■ TASK TO CARRY OUT ■
Extract every line from the records below that contains the word "this".

※ ※ ※

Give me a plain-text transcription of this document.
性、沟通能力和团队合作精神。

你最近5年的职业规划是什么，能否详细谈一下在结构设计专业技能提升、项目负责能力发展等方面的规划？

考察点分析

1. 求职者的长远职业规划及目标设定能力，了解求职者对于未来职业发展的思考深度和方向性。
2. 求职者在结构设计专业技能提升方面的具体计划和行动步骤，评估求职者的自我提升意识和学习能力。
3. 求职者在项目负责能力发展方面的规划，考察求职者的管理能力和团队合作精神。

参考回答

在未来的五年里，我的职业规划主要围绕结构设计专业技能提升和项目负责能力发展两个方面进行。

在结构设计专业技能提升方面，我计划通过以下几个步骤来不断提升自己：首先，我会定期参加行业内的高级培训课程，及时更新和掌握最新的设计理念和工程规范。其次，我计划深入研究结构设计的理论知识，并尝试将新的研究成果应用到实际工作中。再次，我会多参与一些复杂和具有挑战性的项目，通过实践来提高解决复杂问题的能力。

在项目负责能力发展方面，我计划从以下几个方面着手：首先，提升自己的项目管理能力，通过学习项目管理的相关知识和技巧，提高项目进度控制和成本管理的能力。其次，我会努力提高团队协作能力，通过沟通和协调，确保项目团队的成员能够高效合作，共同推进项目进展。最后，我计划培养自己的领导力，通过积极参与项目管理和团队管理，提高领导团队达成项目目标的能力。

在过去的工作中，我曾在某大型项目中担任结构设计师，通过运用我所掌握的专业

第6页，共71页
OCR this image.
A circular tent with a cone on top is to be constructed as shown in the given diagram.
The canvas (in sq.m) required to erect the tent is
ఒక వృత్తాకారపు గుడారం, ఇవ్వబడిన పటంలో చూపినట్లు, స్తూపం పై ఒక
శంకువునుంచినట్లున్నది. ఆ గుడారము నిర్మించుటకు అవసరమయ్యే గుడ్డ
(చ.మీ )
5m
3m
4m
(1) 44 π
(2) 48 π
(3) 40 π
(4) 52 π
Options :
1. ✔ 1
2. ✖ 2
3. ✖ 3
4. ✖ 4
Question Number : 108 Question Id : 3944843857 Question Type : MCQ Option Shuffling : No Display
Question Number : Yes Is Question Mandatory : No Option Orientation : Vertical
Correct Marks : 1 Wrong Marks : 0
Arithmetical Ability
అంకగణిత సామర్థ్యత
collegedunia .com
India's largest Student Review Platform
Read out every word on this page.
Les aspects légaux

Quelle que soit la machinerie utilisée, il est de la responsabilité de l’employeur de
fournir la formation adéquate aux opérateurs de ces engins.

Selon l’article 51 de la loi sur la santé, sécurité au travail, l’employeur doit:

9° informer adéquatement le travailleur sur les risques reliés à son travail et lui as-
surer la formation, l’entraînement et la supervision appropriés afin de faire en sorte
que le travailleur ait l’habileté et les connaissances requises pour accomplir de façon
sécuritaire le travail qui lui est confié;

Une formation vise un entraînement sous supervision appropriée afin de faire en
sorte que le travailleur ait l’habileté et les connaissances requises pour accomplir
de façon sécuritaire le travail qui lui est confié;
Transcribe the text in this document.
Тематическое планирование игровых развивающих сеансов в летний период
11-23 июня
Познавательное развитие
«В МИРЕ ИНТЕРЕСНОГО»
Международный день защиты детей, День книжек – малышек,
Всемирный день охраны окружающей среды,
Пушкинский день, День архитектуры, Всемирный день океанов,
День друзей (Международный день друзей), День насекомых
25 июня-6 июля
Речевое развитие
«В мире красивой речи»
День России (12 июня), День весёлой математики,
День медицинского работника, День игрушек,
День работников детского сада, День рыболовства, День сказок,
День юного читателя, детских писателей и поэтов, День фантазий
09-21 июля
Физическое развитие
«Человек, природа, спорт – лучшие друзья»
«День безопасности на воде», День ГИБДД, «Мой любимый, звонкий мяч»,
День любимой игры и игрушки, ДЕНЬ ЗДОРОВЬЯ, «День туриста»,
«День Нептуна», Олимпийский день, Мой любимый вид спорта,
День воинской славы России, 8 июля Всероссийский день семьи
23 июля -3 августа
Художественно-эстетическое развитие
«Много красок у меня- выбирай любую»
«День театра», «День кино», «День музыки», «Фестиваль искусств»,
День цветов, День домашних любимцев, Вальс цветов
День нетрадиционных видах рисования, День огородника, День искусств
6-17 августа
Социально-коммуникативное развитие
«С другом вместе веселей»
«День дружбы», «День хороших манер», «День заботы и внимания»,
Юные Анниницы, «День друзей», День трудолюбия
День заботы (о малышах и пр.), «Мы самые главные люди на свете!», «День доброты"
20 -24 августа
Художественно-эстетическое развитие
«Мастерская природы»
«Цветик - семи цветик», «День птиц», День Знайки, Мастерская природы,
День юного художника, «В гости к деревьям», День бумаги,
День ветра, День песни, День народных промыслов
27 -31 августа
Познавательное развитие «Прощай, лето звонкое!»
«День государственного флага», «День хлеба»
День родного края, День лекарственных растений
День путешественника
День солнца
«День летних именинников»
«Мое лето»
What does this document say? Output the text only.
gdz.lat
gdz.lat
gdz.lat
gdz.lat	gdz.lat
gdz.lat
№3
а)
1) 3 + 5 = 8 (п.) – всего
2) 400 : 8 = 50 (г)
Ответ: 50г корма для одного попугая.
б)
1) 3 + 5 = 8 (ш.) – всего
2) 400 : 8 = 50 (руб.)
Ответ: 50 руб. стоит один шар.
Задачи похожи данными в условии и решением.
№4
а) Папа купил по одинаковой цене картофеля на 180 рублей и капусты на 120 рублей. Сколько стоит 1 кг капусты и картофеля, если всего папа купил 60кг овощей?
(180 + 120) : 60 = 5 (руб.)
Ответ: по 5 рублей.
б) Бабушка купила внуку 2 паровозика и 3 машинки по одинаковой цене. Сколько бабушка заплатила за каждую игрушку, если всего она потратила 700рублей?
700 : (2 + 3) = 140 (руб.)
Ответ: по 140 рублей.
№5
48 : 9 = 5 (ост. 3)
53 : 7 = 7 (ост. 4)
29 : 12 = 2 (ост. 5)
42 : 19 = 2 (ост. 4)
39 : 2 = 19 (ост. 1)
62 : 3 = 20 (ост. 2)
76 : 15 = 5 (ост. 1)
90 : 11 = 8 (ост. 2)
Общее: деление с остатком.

※ ※ ※

■ EXPECTED ANSWER ■
Give me a plain-text transcription of this document.
OCR this image.
Read out every word on this page.
Transcribe the text in this document.
What does this document say? Output the text only.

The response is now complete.